#### Exercise directions
Search the entries for the word "GRADUATE" and pull out each line that has it.

--

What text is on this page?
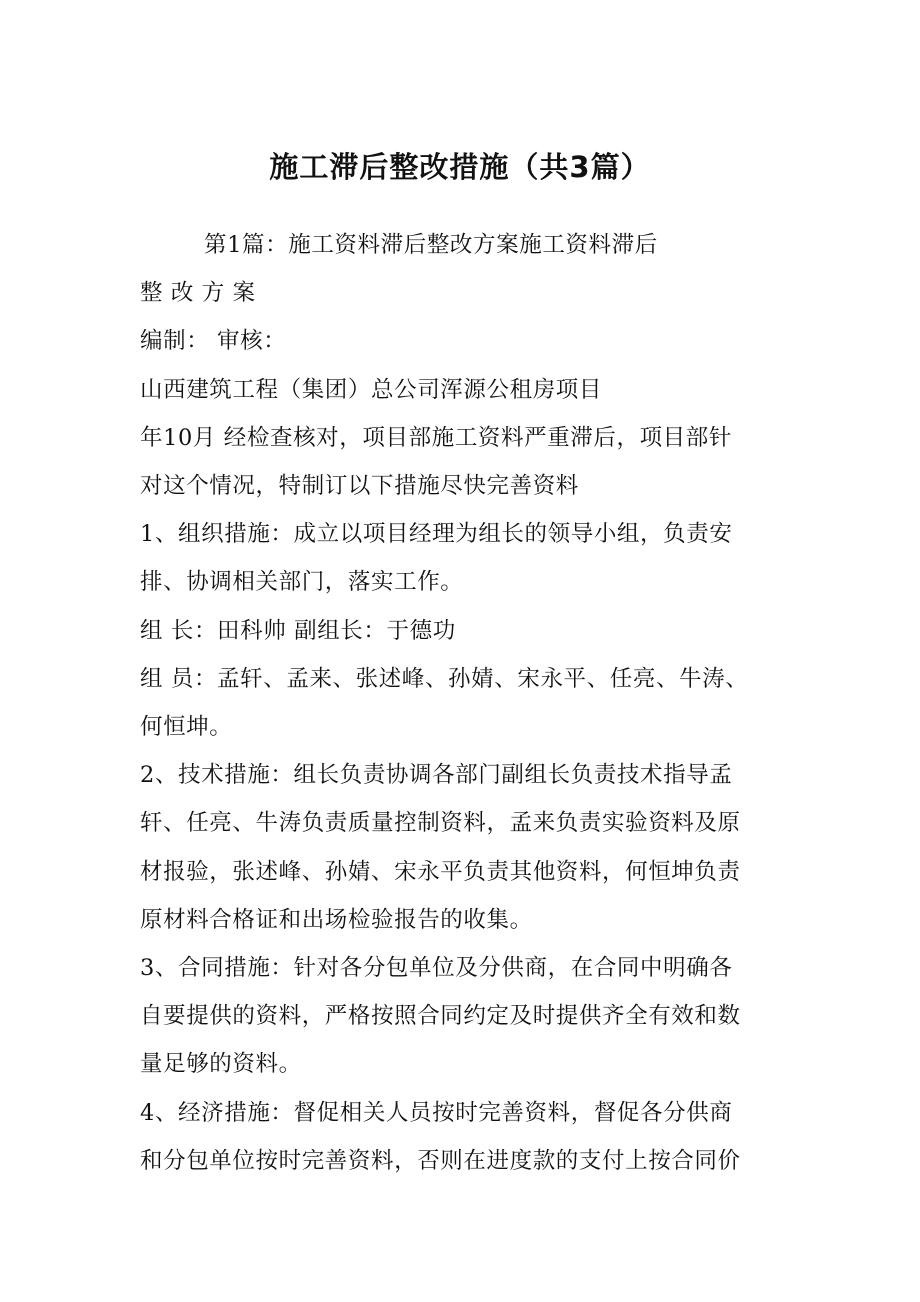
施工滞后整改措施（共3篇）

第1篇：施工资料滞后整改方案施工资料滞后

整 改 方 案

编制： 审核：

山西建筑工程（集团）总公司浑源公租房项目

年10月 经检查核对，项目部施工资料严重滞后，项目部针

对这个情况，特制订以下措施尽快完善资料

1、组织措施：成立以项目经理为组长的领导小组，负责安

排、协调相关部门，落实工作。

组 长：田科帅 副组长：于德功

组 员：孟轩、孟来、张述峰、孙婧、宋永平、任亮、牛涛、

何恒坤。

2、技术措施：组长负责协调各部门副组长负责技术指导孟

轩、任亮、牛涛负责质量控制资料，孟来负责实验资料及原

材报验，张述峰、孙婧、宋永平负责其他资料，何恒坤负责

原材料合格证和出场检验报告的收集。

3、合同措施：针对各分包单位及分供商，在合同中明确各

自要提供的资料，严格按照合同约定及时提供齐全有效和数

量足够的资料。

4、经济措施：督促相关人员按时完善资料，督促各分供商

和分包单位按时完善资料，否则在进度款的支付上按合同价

--

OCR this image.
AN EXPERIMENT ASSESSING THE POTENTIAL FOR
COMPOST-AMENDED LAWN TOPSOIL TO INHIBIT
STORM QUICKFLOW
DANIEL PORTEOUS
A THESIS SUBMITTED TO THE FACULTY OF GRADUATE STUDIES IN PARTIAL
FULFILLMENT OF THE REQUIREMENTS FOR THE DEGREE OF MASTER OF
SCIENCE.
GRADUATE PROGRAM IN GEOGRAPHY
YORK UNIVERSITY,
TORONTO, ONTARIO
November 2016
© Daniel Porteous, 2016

--

#### Written solution
A THESIS SUBMITTED TO THE FACULTY OF GRADUATE STUDIES IN PARTIAL
GRADUATE PROGRAM IN GEOGRAPHY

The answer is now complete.